WHAT YOU ARE ASKED TO DO: Put every one of the rows below into a Markdown table with two columns, n for the row number and Line for the text of the row, and leave out any blank lines.

##### EXERCISE INPUT #####

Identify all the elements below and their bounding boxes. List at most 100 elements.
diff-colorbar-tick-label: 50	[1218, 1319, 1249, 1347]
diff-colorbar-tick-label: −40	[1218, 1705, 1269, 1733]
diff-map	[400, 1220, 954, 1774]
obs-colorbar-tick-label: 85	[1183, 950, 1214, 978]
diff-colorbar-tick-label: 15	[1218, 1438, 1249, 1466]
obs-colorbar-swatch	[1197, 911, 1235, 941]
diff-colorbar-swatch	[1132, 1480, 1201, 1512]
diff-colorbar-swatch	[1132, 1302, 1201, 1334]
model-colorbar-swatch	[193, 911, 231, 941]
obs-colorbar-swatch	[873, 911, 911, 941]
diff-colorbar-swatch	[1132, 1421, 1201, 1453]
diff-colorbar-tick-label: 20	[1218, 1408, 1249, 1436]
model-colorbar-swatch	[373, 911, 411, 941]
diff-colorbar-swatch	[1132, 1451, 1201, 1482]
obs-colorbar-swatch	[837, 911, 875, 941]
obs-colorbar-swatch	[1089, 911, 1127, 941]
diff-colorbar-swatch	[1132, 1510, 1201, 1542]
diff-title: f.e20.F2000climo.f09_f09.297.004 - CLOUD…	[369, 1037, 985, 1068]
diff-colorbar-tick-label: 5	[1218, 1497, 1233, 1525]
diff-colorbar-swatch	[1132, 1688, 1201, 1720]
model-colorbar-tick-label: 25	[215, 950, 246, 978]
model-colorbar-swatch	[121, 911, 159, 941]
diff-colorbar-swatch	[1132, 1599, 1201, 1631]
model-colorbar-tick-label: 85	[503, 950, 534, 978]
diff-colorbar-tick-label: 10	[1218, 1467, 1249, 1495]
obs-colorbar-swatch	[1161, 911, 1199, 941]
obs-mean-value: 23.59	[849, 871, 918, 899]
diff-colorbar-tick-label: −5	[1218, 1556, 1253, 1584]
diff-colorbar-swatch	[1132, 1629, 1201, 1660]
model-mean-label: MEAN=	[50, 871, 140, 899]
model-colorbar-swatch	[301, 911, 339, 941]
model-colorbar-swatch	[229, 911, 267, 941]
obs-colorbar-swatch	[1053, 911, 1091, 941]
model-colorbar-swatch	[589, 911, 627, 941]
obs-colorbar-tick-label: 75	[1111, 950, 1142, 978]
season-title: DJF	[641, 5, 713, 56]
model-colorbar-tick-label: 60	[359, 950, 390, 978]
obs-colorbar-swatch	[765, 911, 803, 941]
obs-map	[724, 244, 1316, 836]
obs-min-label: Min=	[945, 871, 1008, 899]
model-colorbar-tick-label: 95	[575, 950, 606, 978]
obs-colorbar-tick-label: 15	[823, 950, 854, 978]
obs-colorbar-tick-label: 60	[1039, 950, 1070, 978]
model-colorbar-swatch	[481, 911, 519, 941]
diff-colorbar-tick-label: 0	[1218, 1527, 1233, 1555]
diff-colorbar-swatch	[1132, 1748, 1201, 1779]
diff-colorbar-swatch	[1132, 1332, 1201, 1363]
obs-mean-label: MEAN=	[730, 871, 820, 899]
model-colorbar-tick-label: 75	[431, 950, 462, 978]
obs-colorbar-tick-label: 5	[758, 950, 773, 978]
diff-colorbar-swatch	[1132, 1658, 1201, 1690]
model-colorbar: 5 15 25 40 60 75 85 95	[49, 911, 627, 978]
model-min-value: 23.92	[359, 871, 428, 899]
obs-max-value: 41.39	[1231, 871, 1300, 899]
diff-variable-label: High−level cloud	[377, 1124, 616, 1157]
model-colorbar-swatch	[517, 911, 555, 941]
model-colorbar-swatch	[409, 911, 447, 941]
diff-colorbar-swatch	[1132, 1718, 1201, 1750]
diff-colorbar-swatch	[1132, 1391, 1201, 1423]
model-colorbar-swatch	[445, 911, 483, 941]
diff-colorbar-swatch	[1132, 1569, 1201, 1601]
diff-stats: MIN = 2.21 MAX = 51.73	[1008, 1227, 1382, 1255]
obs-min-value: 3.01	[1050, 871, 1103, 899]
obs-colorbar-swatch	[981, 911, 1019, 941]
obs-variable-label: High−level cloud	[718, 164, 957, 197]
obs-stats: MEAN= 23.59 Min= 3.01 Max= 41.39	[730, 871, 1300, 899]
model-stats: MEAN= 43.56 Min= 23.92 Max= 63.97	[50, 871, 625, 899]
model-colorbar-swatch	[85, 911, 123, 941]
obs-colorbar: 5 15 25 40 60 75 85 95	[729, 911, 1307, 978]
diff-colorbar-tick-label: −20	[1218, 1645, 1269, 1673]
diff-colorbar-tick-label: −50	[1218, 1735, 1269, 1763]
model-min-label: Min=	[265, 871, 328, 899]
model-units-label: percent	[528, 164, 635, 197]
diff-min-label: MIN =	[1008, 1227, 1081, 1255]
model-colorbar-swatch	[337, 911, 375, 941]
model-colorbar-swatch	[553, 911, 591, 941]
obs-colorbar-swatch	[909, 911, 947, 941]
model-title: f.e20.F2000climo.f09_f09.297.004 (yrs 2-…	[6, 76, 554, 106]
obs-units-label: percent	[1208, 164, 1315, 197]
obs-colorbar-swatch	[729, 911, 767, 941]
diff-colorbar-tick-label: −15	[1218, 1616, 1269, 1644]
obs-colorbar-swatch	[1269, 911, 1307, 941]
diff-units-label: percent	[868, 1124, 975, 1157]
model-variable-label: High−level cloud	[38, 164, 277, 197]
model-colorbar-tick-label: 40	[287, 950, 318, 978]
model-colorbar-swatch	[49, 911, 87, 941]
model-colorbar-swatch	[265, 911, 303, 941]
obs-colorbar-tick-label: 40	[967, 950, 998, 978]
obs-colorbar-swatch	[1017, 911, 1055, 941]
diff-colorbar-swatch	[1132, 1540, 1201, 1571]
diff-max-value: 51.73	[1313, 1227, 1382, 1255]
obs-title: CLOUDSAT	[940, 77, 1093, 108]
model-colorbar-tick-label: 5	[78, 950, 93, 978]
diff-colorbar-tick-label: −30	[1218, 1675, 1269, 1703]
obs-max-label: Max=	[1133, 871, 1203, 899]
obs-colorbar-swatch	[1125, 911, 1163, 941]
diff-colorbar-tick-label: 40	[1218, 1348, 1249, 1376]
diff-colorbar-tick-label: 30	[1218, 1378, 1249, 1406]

#####

RESULT:
| n | Line |
|---|---|
| 1 | Identify all the elements below and their bounding boxes. List at most 100 elements. |
| 2 | diff-colorbar-tick-label: 50	[1218, 1319, 1249, 1347] |
| 3 | diff-colorbar-tick-label: −40	[1218, 1705, 1269, 1733] |
| 4 | diff-map	[400, 1220, 954, 1774] |
| 5 | obs-colorbar-tick-label: 85	[1183, 950, 1214, 978] |
| 6 | diff-colorbar-tick-label: 15	[1218, 1438, 1249, 1466] |
| 7 | obs-colorbar-swatch	[1197, 911, 1235, 941] |
| 8 | diff-colorbar-swatch	[1132, 1480, 1201, 1512] |
| 9 | diff-colorbar-swatch	[1132, 1302, 1201, 1334] |
| 10 | model-colorbar-swatch	[193, 911, 231, 941] |
| 11 | obs-colorbar-swatch	[873, 911, 911, 941] |
| 12 | diff-colorbar-swatch	[1132, 1421, 1201, 1453] |
| 13 | diff-colorbar-tick-label: 20	[1218, 1408, 1249, 1436] |
| 14 | model-colorbar-swatch	[373, 911, 411, 941] |
| 15 | diff-colorbar-swatch	[1132, 1451, 1201, 1482] |
| 16 | obs-colorbar-swatch	[837, 911, 875, 941] |
| 17 | obs-colorbar-swatch	[1089, 911, 1127, 941] |
| 18 | diff-colorbar-swatch	[1132, 1510, 1201, 1542] |
| 19 | diff-title: f.e20.F2000climo.f09_f09.297.004 - CLOUD…	[369, 1037, 985, 1068] |
| 20 | diff-colorbar-tick-label: 5	[1218, 1497, 1233, 1525] |
| 21 | diff-colorbar-swatch	[1132, 1688, 1201, 1720] |
| 22 | model-colorbar-tick-label: 25	[215, 950, 246, 978] |
| 23 | model-colorbar-swatch	[121, 911, 159, 941] |
| 24 | diff-colorbar-swatch	[1132, 1599, 1201, 1631] |
| 25 | model-colorbar-tick-label: 85	[503, 950, 534, 978] |
| 26 | diff-colorbar-tick-label: 10	[1218, 1467, 1249, 1495] |
| 27 | obs-colorbar-swatch	[1161, 911, 1199, 941] |
| 28 | obs-mean-value: 23.59	[849, 871, 918, 899] |
| 29 | diff-colorbar-tick-label: −5	[1218, 1556, 1253, 1584] |
| 30 | diff-colorbar-swatch	[1132, 1629, 1201, 1660] |
| 31 | model-mean-label: MEAN=	[50, 871, 140, 899] |
| 32 | model-colorbar-swatch	[301, 911, 339, 941] |
| 33 | model-colorbar-swatch	[229, 911, 267, 941] |
| 34 | obs-colorbar-swatch	[1053, 911, 1091, 941] |
| 35 | model-colorbar-swatch	[589, 911, 627, 941] |
| 36 | obs-colorbar-tick-label: 75	[1111, 950, 1142, 978] |
| 37 | season-title: DJF	[641, 5, 713, 56] |
| 38 | model-colorbar-tick-label: 60	[359, 950, 390, 978] |
| 39 | obs-colorbar-swatch	[765, 911, 803, 941] |
| 40 | obs-map	[724, 244, 1316, 836] |
| 41 | obs-min-label: Min=	[945, 871, 1008, 899] |
| 42 | model-colorbar-tick-label: 95	[575, 950, 606, 978] |
| 43 | obs-colorbar-tick-label: 15	[823, 950, 854, 978] |
| 44 | obs-colorbar-tick-label: 60	[1039, 950, 1070, 978] |
| 45 | model-colorbar-swatch	[481, 911, 519, 941] |
| 46 | diff-colorbar-tick-label: 0	[1218, 1527, 1233, 1555] |
| 47 | diff-colorbar-swatch	[1132, 1748, 1201, 1779] |
| 48 | diff-colorbar-swatch	[1132, 1332, 1201, 1363] |
| 49 | obs-mean-label: MEAN=	[730, 871, 820, 899] |
| 50 | model-colorbar-tick-label: 75	[431, 950, 462, 978] |
| 51 | obs-colorbar-tick-label: 5	[758, 950, 773, 978] |
| 52 | diff-colorbar-swatch	[1132, 1658, 1201, 1690] |
| 53 | model-colorbar: 5 15 25 40 60 75 85 95	[49, 911, 627, 978] |
| 54 | model-min-value: 23.92	[359, 871, 428, 899] |
| 55 | obs-max-value: 41.39	[1231, 871, 1300, 899] |
| 56 | diff-variable-label: High−level cloud	[377, 1124, 616, 1157] |
| 57 | model-colorbar-swatch	[517, 911, 555, 941] |
| 58 | model-colorbar-swatch	[409, 911, 447, 941] |
| 59 | diff-colorbar-swatch	[1132, 1718, 1201, 1750] |
| 60 | diff-colorbar-swatch	[1132, 1391, 1201, 1423] |
| 61 | model-colorbar-swatch	[445, 911, 483, 941] |
| 62 | diff-colorbar-swatch	[1132, 1569, 1201, 1601] |
| 63 | diff-stats: MIN = 2.21 MAX = 51.73	[1008, 1227, 1382, 1255] |
| 64 | obs-min-value: 3.01	[1050, 871, 1103, 899] |
| 65 | obs-colorbar-swatch	[981, 911, 1019, 941] |
| 66 | obs-variable-label: High−level cloud	[718, 164, 957, 197] |
| 67 | obs-stats: MEAN= 23.59 Min= 3.01 Max= 41.39	[730, 871, 1300, 899] |
| 68 | model-stats: MEAN= 43.56 Min= 23.92 Max= 63.97	[50, 871, 625, 899] |
| 69 | model-colorbar-swatch	[85, 911, 123, 941] |
| 70 | obs-colorbar: 5 15 25 40 60 75 85 95	[729, 911, 1307, 978] |
| 71 | diff-colorbar-tick-label: −20	[1218, 1645, 1269, 1673] |
| 72 | diff-colorbar-tick-label: −50	[1218, 1735, 1269, 1763] |
| 73 | model-min-label: Min=	[265, 871, 328, 899] |
| 74 | model-units-label: percent	[528, 164, 635, 197] |
| 75 | diff-min-label: MIN =	[1008, 1227, 1081, 1255] |
| 76 | model-colorbar-swatch	[337, 911, 375, 941] |
| 77 | model-colorbar-swatch	[553, 911, 591, 941] |
| 78 | obs-colorbar-swatch	[909, 911, 947, 941] |
| 79 | model-title: f.e20.F2000climo.f09_f09.297.004 (yrs 2-…	[6, 76, 554, 106] |
| 80 | obs-units-label: percent	[1208, 164, 1315, 197] |
| 81 | obs-colorbar-swatch	[729, 911, 767, 941] |
| 82 | diff-colorbar-tick-label: −15	[1218, 1616, 1269, 1644] |
| 83 | obs-colorbar-swatch	[1269, 911, 1307, 941] |
| 84 | diff-units-label: percent	[868, 1124, 975, 1157] |
| 85 | model-variable-label: High−level cloud	[38, 164, 277, 197] |
| 86 | model-colorbar-tick-label: 40	[287, 950, 318, 978] |
| 87 | model-colorbar-swatch	[49, 911, 87, 941] |
| 88 | model-colorbar-swatch	[265, 911, 303, 941] |
| 89 | obs-colorbar-tick-label: 40	[967, 950, 998, 978] |
| 90 | obs-colorbar-swatch	[1017, 911, 1055, 941] |
| 91 | diff-colorbar-swatch	[1132, 1540, 1201, 1571] |
| 92 | diff-max-value: 51.73	[1313, 1227, 1382, 1255] |
| 93 | obs-title: CLOUDSAT	[940, 77, 1093, 108] |
| 94 | model-colorbar-tick-label: 5	[78, 950, 93, 978] |
| 95 | diff-colorbar-tick-label: −30	[1218, 1675, 1269, 1703] |
| 96 | obs-max-label: Max=	[1133, 871, 1203, 899] |
| 97 | obs-colorbar-swatch	[1125, 911, 1163, 941] |
| 98 | diff-colorbar-tick-label: 40	[1218, 1348, 1249, 1376] |
| 99 | diff-colorbar-tick-label: 30	[1218, 1378, 1249, 1406] |